→ ROWS:
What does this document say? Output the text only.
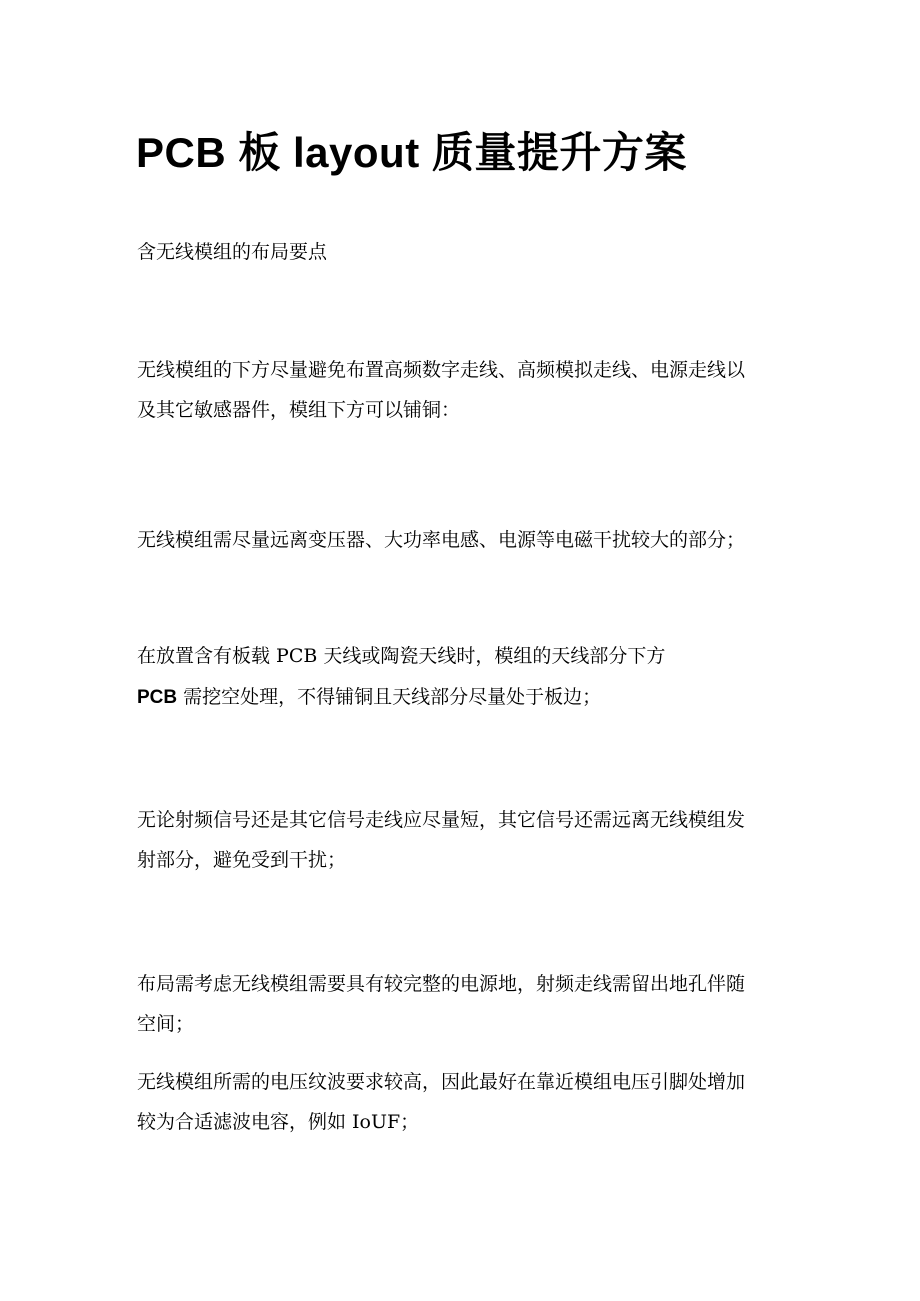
PCB 板 layout 质量提升方案

含无线模组的布局要点

无线模组的下方尽量避免布置高频数字走线、高频模拟走线、电源走线以
及其它敏感器件，模组下方可以铺铜：
无线模组需尽量远离变压器、大功率电感、电源等电磁干扰较大的部分；
在放置含有板载 PCB 天线或陶瓷天线时，模组的天线部分下方
PCB 需挖空处理，不得铺铜且天线部分尽量处于板边；
无论射频信号还是其它信号走线应尽量短，其它信号还需远离无线模组发
射部分，避免受到干扰；
布局需考虑无线模组需要具有较完整的电源地，射频走线需留出地孔伴随
空间；
无线模组所需的电压纹波要求较高，因此最好在靠近模组电压引脚处增加
较为合适滤波电容，例如 IoUF；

→ EXERCISE:
Write out each line of the data exactly; the images should be left out.

→ THE COMPLETED TASK:
What does this document say? Output the text only.
PCB 板 layout 质量提升方案

含无线模组的布局要点

无线模组的下方尽量避免布置高频数字走线、高频模拟走线、电源走线以
及其它敏感器件，模组下方可以铺铜：
无线模组需尽量远离变压器、大功率电感、电源等电磁干扰较大的部分；
在放置含有板载 PCB 天线或陶瓷天线时，模组的天线部分下方
PCB 需挖空处理，不得铺铜且天线部分尽量处于板边；
无论射频信号还是其它信号走线应尽量短，其它信号还需远离无线模组发
射部分，避免受到干扰；
布局需考虑无线模组需要具有较完整的电源地，射频走线需留出地孔伴随
空间；
无线模组所需的电压纹波要求较高，因此最好在靠近模组电压引脚处增加
较为合适滤波电容，例如 IoUF；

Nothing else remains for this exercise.